> Aim of the task
State how many lines of the entries hold the string "hned", and output nothing but that count.
**** Dataset extract
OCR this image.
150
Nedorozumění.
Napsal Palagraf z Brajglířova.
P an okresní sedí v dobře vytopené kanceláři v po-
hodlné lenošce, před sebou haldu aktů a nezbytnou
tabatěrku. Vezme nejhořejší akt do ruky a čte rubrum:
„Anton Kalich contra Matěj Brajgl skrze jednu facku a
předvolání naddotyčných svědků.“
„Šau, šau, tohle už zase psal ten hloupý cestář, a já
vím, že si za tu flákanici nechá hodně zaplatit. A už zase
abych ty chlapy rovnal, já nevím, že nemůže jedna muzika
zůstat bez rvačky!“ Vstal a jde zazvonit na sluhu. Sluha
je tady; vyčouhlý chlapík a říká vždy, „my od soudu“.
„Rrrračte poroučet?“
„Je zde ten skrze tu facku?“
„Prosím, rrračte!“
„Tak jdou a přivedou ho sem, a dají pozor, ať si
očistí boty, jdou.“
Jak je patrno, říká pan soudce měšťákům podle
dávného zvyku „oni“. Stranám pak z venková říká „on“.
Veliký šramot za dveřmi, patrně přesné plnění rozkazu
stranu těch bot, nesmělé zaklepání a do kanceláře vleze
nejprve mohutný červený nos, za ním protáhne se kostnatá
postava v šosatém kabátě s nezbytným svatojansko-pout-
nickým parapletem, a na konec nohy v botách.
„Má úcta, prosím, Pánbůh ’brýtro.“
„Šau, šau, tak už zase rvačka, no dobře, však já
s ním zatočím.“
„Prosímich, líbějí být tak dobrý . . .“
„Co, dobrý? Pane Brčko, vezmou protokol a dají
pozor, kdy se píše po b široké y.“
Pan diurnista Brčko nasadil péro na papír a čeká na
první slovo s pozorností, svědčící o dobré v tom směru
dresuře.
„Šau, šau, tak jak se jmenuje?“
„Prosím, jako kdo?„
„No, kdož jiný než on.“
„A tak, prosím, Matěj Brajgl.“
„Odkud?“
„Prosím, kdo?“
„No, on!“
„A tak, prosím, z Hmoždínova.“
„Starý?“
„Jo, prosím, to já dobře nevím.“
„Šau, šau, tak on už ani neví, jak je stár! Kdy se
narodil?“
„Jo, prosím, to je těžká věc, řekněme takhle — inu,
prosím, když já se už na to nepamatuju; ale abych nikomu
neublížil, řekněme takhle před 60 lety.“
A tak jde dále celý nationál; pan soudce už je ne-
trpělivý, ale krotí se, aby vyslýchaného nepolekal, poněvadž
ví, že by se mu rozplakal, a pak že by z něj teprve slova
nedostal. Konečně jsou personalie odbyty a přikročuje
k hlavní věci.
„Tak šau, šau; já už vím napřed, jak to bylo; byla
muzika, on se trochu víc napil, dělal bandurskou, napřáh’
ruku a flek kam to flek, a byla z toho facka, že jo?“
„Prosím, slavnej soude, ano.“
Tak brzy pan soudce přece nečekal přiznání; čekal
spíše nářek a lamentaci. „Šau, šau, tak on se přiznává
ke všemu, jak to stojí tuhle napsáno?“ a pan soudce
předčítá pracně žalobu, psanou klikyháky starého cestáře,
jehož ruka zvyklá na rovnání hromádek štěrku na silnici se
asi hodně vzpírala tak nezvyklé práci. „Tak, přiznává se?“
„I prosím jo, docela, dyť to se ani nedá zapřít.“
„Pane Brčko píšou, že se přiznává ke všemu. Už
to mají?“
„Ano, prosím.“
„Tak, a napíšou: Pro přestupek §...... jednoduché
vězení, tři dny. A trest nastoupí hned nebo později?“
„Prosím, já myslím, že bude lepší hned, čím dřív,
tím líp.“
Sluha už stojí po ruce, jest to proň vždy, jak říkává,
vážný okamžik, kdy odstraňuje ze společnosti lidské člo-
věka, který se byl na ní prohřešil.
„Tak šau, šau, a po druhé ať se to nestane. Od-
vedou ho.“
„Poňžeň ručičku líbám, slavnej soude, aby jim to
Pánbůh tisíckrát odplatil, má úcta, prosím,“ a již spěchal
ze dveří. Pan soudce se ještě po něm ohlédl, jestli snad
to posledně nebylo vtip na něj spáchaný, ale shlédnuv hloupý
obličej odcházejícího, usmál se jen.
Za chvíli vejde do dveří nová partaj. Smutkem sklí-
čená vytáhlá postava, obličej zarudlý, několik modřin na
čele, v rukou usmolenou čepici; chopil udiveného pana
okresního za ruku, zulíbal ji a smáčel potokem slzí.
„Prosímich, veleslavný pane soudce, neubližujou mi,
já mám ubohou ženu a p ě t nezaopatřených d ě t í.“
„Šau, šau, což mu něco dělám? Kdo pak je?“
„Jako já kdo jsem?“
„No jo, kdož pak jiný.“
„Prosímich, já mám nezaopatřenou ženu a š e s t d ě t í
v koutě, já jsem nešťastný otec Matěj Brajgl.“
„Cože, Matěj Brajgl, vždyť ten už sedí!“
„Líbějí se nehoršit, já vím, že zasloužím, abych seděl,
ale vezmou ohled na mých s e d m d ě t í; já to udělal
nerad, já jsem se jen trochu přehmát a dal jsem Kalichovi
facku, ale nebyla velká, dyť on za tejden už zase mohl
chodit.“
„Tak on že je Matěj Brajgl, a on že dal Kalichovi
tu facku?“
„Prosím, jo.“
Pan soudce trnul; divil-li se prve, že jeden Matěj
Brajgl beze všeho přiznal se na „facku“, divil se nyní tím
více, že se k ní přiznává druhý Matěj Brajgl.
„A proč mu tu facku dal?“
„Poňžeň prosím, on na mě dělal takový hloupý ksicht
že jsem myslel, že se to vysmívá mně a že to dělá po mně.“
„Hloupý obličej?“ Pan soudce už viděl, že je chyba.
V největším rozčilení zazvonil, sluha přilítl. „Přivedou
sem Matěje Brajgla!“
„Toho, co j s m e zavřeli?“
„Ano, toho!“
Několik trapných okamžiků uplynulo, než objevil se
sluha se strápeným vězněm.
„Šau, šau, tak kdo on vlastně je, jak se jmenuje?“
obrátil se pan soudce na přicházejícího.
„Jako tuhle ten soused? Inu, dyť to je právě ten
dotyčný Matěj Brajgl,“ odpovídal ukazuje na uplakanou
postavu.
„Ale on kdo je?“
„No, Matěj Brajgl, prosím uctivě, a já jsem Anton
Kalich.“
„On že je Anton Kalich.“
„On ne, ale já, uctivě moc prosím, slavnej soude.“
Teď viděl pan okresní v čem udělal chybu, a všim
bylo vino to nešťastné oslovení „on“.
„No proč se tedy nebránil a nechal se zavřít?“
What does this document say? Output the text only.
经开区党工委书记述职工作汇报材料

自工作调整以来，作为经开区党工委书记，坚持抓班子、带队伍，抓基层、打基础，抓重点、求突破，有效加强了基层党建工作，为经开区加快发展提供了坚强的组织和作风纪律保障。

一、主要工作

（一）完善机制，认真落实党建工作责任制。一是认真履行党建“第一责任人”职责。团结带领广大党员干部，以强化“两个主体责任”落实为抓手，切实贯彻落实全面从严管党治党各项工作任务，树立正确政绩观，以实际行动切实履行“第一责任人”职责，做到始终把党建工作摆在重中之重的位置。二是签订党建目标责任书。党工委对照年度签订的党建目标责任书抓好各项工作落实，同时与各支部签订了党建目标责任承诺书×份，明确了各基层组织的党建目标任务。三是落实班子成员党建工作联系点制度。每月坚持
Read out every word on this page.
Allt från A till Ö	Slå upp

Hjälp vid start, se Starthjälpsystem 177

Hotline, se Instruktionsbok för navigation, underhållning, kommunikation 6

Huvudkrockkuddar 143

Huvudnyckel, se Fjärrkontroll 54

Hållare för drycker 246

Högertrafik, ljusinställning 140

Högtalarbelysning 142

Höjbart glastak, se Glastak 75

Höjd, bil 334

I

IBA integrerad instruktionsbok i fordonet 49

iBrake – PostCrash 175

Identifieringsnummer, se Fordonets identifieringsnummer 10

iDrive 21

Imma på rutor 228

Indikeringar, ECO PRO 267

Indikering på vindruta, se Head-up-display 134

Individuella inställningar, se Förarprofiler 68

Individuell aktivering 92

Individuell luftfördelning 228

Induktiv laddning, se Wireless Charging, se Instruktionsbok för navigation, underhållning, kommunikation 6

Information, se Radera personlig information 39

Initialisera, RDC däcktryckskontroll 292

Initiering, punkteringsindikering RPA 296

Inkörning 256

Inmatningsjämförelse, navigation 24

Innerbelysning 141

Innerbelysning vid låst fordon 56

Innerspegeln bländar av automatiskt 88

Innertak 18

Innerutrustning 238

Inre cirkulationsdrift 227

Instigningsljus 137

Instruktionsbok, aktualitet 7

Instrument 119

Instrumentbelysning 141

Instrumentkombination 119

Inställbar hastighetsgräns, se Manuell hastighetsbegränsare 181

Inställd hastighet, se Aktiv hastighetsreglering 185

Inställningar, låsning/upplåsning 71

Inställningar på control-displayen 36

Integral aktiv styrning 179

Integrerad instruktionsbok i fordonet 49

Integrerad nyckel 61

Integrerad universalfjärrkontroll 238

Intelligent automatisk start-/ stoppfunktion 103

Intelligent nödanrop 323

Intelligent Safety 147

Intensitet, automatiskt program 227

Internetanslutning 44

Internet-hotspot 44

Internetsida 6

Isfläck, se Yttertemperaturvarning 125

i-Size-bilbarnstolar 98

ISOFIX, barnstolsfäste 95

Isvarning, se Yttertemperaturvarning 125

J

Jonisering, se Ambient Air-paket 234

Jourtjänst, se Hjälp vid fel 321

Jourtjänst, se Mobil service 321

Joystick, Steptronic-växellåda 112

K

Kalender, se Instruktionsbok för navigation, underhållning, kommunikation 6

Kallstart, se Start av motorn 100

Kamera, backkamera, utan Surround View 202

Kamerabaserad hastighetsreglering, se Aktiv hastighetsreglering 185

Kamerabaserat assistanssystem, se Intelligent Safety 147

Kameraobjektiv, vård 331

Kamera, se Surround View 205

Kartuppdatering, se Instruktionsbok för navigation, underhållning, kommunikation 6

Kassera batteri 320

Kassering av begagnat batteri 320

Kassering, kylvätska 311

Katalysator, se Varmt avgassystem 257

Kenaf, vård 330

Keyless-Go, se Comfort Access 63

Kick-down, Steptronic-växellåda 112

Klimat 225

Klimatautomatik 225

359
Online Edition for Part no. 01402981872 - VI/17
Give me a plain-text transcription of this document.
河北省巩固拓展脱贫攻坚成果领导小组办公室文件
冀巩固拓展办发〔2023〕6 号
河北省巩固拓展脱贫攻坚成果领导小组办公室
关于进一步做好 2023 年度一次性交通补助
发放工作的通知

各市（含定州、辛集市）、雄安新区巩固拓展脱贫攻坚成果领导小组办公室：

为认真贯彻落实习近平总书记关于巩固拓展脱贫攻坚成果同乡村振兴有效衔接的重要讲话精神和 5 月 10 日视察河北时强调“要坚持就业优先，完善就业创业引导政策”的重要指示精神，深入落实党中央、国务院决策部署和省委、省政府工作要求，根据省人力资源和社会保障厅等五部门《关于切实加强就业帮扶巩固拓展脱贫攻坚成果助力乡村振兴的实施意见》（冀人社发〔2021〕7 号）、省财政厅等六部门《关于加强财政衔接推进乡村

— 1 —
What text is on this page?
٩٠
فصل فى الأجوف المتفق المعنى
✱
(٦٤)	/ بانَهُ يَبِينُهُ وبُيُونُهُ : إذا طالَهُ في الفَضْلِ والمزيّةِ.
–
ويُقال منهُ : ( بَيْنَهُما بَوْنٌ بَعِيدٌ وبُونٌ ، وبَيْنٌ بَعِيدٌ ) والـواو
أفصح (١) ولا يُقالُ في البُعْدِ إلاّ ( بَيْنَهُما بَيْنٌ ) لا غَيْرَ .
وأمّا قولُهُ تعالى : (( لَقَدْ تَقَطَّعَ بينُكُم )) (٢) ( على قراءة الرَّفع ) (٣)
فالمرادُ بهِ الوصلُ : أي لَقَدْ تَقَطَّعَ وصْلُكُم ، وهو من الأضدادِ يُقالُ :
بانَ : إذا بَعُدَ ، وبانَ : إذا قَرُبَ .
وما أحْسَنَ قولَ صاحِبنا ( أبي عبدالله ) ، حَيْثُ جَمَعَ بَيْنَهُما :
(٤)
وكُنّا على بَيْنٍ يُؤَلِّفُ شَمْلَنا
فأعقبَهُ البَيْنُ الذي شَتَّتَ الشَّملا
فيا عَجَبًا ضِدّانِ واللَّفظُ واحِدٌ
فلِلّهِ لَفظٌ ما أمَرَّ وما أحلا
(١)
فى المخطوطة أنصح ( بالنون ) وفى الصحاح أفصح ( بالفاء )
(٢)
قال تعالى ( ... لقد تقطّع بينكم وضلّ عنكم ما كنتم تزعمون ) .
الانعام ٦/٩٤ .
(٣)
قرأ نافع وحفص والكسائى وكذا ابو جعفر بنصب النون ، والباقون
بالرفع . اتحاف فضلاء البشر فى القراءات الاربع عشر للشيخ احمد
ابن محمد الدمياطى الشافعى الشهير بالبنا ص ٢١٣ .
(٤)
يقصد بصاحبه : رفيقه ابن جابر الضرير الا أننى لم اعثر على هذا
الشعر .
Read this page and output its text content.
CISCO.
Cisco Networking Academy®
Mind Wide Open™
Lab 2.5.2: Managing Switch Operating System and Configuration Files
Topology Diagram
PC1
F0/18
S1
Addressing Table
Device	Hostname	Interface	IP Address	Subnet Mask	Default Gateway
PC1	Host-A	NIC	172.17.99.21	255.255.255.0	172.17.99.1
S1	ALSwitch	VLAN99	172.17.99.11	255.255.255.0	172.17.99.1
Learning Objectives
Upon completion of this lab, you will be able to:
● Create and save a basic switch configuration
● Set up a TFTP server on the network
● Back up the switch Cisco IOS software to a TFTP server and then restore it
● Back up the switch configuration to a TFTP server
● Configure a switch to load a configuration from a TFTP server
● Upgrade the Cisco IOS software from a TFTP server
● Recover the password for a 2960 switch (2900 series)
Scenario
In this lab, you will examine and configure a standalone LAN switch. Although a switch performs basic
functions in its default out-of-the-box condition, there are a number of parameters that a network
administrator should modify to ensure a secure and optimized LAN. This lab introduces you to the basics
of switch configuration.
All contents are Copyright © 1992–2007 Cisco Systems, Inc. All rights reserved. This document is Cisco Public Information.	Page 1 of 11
********
> Complete output
2